■ Stored data:
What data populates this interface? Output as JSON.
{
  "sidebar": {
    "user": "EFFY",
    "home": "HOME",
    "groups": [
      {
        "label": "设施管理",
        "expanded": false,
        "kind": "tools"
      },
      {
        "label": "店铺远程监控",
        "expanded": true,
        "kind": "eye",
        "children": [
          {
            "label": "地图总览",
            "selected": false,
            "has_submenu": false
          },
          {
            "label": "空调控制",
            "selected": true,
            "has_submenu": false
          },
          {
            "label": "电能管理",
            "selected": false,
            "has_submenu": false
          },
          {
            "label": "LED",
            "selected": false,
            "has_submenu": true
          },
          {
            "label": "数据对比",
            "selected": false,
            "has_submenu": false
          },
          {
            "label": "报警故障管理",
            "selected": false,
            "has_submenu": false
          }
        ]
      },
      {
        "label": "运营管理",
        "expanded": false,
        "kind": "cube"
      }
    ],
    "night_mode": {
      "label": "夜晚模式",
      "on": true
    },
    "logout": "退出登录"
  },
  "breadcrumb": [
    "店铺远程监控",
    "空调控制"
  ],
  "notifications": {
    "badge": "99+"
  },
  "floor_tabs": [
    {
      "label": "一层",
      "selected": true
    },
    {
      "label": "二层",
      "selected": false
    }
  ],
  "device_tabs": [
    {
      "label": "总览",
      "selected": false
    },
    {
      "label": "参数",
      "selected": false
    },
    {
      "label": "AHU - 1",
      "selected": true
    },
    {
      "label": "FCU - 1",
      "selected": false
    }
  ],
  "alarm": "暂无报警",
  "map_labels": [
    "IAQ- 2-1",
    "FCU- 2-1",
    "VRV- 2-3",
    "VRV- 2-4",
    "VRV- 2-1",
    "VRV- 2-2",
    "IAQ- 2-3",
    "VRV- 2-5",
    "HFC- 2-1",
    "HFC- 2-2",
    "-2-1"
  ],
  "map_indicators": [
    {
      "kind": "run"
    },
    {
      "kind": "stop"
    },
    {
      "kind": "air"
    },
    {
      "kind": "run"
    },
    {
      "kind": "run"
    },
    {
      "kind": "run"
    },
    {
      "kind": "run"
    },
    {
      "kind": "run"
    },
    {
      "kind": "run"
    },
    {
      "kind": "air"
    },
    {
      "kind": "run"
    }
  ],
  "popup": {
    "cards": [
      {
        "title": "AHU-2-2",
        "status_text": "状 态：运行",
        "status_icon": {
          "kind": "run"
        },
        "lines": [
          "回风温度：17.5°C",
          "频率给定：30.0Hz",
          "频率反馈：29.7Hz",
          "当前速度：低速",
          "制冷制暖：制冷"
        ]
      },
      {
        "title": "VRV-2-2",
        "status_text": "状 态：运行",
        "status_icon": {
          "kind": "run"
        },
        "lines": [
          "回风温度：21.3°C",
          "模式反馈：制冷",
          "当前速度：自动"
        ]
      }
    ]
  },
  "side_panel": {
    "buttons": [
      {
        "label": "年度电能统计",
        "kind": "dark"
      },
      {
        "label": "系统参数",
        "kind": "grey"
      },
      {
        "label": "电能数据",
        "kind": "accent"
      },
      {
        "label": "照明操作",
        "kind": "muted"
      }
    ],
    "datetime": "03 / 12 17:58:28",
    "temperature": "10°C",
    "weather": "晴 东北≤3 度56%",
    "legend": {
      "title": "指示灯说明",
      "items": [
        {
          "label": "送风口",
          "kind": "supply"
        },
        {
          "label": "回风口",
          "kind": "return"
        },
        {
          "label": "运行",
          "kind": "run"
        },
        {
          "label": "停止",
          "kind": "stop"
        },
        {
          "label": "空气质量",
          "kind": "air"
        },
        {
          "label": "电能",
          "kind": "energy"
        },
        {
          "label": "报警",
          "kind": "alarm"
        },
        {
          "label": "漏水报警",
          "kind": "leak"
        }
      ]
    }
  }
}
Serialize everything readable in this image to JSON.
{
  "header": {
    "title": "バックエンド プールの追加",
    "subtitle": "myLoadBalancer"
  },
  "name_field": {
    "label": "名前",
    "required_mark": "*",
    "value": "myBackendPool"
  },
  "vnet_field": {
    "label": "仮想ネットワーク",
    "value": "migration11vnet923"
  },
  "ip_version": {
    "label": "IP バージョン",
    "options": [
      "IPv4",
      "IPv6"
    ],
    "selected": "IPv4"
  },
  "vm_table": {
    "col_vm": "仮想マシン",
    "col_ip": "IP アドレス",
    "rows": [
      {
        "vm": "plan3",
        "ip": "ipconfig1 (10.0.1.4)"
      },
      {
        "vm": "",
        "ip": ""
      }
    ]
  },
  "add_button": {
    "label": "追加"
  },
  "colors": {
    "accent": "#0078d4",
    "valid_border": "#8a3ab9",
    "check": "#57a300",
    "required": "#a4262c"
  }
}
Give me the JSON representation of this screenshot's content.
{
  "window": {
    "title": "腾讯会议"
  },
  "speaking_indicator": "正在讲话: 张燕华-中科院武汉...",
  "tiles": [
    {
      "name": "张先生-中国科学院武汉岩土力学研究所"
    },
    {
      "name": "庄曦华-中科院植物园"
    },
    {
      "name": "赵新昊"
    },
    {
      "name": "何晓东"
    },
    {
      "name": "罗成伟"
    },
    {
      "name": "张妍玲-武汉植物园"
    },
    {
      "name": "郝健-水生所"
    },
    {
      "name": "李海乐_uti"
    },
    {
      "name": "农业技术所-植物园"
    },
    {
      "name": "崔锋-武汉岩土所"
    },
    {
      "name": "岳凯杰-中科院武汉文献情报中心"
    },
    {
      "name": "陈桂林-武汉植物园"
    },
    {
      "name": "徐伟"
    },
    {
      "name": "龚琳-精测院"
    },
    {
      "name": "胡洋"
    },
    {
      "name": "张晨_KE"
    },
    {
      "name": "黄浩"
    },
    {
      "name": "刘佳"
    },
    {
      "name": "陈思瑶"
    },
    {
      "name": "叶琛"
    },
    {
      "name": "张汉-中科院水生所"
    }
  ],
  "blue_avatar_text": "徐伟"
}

■ Challenge:
Copy, character for character, the lines from the line that holds "Give me the" through the final line of the records above.

■ Final result:
Give me the JSON representation of this screenshot's content.
{
  "window": {
    "title": "腾讯会议"
  },
  "speaking_indicator": "正在讲话: 张燕华-中科院武汉...",
  "tiles": [
    {
      "name": "张先生-中国科学院武汉岩土力学研究所"
    },
    {
      "name": "庄曦华-中科院植物园"
    },
    {
      "name": "赵新昊"
    },
    {
      "name": "何晓东"
    },
    {
      "name": "罗成伟"
    },
    {
      "name": "张妍玲-武汉植物园"
    },
    {
      "name": "郝健-水生所"
    },
    {
      "name": "李海乐_uti"
    },
    {
      "name": "农业技术所-植物园"
    },
    {
      "name": "崔锋-武汉岩土所"
    },
    {
      "name": "岳凯杰-中科院武汉文献情报中心"
    },
    {
      "name": "陈桂林-武汉植物园"
    },
    {
      "name": "徐伟"
    },
    {
      "name": "龚琳-精测院"
    },
    {
      "name": "胡洋"
    },
    {
      "name": "张晨_KE"
    },
    {
      "name": "黄浩"
    },
    {
      "name": "刘佳"
    },
    {
      "name": "陈思瑶"
    },
    {
      "name": "叶琛"
    },
    {
      "name": "张汉-中科院水生所"
    }
  ],
  "blue_avatar_text": "徐伟"
}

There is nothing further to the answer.